● **WHAT THE TASK ASKS**:
Write out the listing below again, precisely as it is given.
========
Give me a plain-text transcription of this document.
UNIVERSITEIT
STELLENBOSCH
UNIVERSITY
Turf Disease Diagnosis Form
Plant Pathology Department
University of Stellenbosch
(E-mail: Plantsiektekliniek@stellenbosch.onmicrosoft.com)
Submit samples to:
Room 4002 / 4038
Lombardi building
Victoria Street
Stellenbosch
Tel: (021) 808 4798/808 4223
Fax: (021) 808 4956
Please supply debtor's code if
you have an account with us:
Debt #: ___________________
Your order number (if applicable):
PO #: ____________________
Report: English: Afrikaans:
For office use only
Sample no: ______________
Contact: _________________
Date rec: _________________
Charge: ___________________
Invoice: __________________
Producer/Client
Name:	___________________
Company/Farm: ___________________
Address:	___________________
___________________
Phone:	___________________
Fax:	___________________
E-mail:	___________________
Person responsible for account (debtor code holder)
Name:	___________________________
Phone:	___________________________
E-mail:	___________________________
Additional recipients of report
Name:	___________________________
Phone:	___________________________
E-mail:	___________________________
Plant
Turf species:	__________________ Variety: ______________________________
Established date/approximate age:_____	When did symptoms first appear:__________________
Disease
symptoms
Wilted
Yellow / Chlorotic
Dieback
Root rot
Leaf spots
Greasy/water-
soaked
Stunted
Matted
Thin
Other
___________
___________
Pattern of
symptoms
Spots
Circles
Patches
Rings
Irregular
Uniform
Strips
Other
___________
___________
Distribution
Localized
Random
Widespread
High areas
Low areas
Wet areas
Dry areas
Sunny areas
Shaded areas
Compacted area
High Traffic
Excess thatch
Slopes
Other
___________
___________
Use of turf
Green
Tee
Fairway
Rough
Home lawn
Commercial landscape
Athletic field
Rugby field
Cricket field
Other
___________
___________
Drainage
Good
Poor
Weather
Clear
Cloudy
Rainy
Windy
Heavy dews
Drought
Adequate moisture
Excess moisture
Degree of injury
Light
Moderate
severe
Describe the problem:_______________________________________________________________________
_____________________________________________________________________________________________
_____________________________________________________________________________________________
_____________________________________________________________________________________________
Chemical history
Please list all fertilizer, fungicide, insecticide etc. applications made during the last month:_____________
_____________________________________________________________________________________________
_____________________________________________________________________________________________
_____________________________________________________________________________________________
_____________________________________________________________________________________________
========
● **RESPONSE FOR THIS EXERCISE**:
Give me a plain-text transcription of this document.
UNIVERSITEIT
STELLENBOSCH
UNIVERSITY
Turf Disease Diagnosis Form
Plant Pathology Department
University of Stellenbosch
(E-mail: Plantsiektekliniek@stellenbosch.onmicrosoft.com)
Submit samples to:
Room 4002 / 4038
Lombardi building
Victoria Street
Stellenbosch
Tel: (021) 808 4798/808 4223
Fax: (021) 808 4956
Please supply debtor's code if
you have an account with us:
Debt #: ___________________
Your order number (if applicable):
PO #: ____________________
Report: English: Afrikaans:
For office use only
Sample no: ______________
Contact: _________________
Date rec: _________________
Charge: ___________________
Invoice: __________________
Producer/Client
Name:	___________________
Company/Farm: ___________________
Address:	___________________
___________________
Phone:	___________________
Fax:	___________________
E-mail:	___________________
Person responsible for account (debtor code holder)
Name:	___________________________
Phone:	___________________________
E-mail:	___________________________
Additional recipients of report
Name:	___________________________
Phone:	___________________________
E-mail:	___________________________
Plant
Turf species:	__________________ Variety: ______________________________
Established date/approximate age:_____	When did symptoms first appear:__________________
Disease
symptoms
Wilted
Yellow / Chlorotic
Dieback
Root rot
Leaf spots
Greasy/water-
soaked
Stunted
Matted
Thin
Other
___________
___________
Pattern of
symptoms
Spots
Circles
Patches
Rings
Irregular
Uniform
Strips
Other
___________
___________
Distribution
Localized
Random
Widespread
High areas
Low areas
Wet areas
Dry areas
Sunny areas
Shaded areas
Compacted area
High Traffic
Excess thatch
Slopes
Other
___________
___________
Use of turf
Green
Tee
Fairway
Rough
Home lawn
Commercial landscape
Athletic field
Rugby field
Cricket field
Other
___________
___________
Drainage
Good
Poor
Weather
Clear
Cloudy
Rainy
Windy
Heavy dews
Drought
Adequate moisture
Excess moisture
Degree of injury
Light
Moderate
severe
Describe the problem:_______________________________________________________________________
_____________________________________________________________________________________________
_____________________________________________________________________________________________
_____________________________________________________________________________________________
Chemical history
Please list all fertilizer, fungicide, insecticide etc. applications made during the last month:_____________
_____________________________________________________________________________________________
_____________________________________________________________________________________________
_____________________________________________________________________________________________
_____________________________________________________________________________________________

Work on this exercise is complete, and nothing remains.